* [Prompt 1]: How long does the first poster in the forum thread on Swiss aires and campsites plan to spend touring Switzerland?

# Swiss Aires and campsites



## neilanddot

Hi, we are planning in Sept. to spend about 2 1/2 weeks touring in Switzerland. We have found an Aires map on this section but are worried that the campsite costs will be rather expensive. Any info would be appreciated on camping in Aires and campsites including recent campsite charges. Neil


----------



## ThursdaysChild

At this time of year, pretty well all Swiss campsites will be on peak tariffs, and you will be lucky to get away with anything less than £30 a night for a MH and 2 adults with electricity.
In fairness, most sites are the same price as last year, expressed in Swiss francs, but the exchange rate to both sterling and the Euro has been disastrous for foreign tourers.
Campingcar-Infos list Swiss Aires, but I have not used any of them. I believe that many of them are in fact no-frills parts of regular sites.


----------



## DTPCHEMICALS

We are going to switzerland 19 july for ten days . I will report on return.
Lady p likes the security of sites.

dave p


----------



## neilanddot

Thanks TC and Dave. I am surprised that you feel that early September is the high season as I would have thought that its way too early for skiing and hiking should be easing off ??

* [Prompt 2]: Write out the entries from the first line of the entries through the line that holds "scan-artifact <box>0 1 15 41</box>", inclusive.

[Spatial annotation entries]
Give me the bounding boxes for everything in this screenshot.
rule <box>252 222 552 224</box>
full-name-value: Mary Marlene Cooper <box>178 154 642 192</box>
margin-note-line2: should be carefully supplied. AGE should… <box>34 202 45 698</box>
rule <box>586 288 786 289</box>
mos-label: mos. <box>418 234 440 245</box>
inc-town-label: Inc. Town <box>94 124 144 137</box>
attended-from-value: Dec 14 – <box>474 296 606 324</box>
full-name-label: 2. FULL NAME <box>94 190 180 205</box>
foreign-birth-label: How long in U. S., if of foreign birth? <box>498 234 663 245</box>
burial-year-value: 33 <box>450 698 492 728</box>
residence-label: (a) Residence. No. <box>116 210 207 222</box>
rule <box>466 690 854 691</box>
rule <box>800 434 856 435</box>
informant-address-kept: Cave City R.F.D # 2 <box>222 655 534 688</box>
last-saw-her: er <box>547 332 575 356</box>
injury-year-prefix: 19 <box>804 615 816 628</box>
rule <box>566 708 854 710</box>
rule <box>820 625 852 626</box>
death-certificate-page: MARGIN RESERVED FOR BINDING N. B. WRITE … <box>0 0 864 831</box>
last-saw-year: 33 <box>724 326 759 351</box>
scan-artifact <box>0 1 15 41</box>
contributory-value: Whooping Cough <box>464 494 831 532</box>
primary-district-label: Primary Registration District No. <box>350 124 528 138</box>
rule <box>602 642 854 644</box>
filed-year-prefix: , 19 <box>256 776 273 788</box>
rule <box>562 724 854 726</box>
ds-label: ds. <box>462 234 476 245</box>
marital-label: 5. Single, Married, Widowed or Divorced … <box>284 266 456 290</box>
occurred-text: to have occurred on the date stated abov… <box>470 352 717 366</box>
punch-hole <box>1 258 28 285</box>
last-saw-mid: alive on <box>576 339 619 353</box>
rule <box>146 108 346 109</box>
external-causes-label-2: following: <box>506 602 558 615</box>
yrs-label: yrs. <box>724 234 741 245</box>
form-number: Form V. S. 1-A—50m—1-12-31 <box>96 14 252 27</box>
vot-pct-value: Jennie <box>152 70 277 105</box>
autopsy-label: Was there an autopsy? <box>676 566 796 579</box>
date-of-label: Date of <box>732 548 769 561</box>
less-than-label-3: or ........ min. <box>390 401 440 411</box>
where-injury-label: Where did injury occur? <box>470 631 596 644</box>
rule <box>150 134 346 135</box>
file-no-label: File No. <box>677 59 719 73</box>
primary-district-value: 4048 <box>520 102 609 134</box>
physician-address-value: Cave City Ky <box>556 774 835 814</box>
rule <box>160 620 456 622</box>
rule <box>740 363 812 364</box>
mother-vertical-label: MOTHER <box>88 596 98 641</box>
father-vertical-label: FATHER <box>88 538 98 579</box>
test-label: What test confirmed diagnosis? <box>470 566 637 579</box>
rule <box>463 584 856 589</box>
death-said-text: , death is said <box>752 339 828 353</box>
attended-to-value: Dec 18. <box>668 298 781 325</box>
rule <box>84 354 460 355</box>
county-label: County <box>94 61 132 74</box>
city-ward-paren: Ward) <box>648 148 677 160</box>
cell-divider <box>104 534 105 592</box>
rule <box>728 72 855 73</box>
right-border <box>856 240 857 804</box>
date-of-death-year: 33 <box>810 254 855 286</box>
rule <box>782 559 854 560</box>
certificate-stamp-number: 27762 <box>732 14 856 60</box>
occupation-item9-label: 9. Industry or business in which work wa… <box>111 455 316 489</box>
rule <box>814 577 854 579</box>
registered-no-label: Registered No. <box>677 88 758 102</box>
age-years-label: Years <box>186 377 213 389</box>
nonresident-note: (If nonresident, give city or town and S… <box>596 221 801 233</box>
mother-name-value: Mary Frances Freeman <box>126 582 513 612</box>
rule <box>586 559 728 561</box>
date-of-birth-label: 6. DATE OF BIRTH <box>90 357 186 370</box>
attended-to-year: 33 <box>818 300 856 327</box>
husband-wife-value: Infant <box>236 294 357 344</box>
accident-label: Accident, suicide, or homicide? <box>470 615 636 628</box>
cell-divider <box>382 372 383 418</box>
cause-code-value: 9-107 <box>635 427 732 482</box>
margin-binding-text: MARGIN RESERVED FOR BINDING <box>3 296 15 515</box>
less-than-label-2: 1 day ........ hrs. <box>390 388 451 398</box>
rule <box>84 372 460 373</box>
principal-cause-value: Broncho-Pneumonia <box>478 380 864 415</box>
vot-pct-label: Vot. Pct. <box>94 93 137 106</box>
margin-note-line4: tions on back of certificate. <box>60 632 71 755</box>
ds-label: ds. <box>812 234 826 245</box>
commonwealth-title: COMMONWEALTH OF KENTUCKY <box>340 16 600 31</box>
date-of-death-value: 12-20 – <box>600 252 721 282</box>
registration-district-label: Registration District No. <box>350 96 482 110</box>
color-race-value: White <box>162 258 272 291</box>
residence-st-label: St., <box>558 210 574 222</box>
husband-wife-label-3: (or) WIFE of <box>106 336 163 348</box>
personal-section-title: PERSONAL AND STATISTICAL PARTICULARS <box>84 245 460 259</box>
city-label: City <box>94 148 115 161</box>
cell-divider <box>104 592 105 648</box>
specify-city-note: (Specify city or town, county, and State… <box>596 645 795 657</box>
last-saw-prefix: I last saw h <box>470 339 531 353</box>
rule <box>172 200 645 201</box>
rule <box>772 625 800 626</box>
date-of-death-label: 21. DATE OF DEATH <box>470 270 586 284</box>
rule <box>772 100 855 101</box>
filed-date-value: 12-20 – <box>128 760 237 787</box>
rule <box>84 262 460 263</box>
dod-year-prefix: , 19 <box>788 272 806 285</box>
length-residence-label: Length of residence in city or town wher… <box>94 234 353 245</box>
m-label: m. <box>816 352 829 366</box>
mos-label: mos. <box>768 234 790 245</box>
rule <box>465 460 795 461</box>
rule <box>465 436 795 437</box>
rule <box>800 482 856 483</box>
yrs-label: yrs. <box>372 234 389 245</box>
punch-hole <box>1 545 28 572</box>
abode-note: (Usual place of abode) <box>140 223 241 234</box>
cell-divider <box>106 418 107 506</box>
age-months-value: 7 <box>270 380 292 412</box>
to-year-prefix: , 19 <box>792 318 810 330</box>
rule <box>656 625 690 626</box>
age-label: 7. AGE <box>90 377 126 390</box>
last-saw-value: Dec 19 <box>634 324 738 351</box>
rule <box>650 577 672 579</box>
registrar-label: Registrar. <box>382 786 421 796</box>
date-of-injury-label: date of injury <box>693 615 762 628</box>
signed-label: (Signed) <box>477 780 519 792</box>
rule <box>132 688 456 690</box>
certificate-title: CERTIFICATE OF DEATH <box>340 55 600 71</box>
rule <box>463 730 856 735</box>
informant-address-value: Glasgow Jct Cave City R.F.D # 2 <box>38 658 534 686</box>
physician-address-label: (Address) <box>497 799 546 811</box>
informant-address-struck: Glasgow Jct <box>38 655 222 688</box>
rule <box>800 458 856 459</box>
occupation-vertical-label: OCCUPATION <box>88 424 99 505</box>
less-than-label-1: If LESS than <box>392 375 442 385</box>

* [Reply 1]: About 2 1/2 weeks, in September.

* [Reply 2]:
Give me the bounding boxes for everything in this screenshot.
rule <box>252 222 552 224</box>
full-name-value: Mary Marlene Cooper <box>178 154 642 192</box>
margin-note-line2: should be carefully supplied. AGE should… <box>34 202 45 698</box>
rule <box>586 288 786 289</box>
mos-label: mos. <box>418 234 440 245</box>
inc-town-label: Inc. Town <box>94 124 144 137</box>
attended-from-value: Dec 14 – <box>474 296 606 324</box>
full-name-label: 2. FULL NAME <box>94 190 180 205</box>
foreign-birth-label: How long in U. S., if of foreign birth? <box>498 234 663 245</box>
burial-year-value: 33 <box>450 698 492 728</box>
residence-label: (a) Residence. No. <box>116 210 207 222</box>
rule <box>466 690 854 691</box>
rule <box>800 434 856 435</box>
informant-address-kept: Cave City R.F.D # 2 <box>222 655 534 688</box>
last-saw-her: er <box>547 332 575 356</box>
injury-year-prefix: 19 <box>804 615 816 628</box>
rule <box>566 708 854 710</box>
rule <box>820 625 852 626</box>
death-certificate-page: MARGIN RESERVED FOR BINDING N. B. WRITE … <box>0 0 864 831</box>
last-saw-year: 33 <box>724 326 759 351</box>
scan-artifact <box>0 1 15 41</box>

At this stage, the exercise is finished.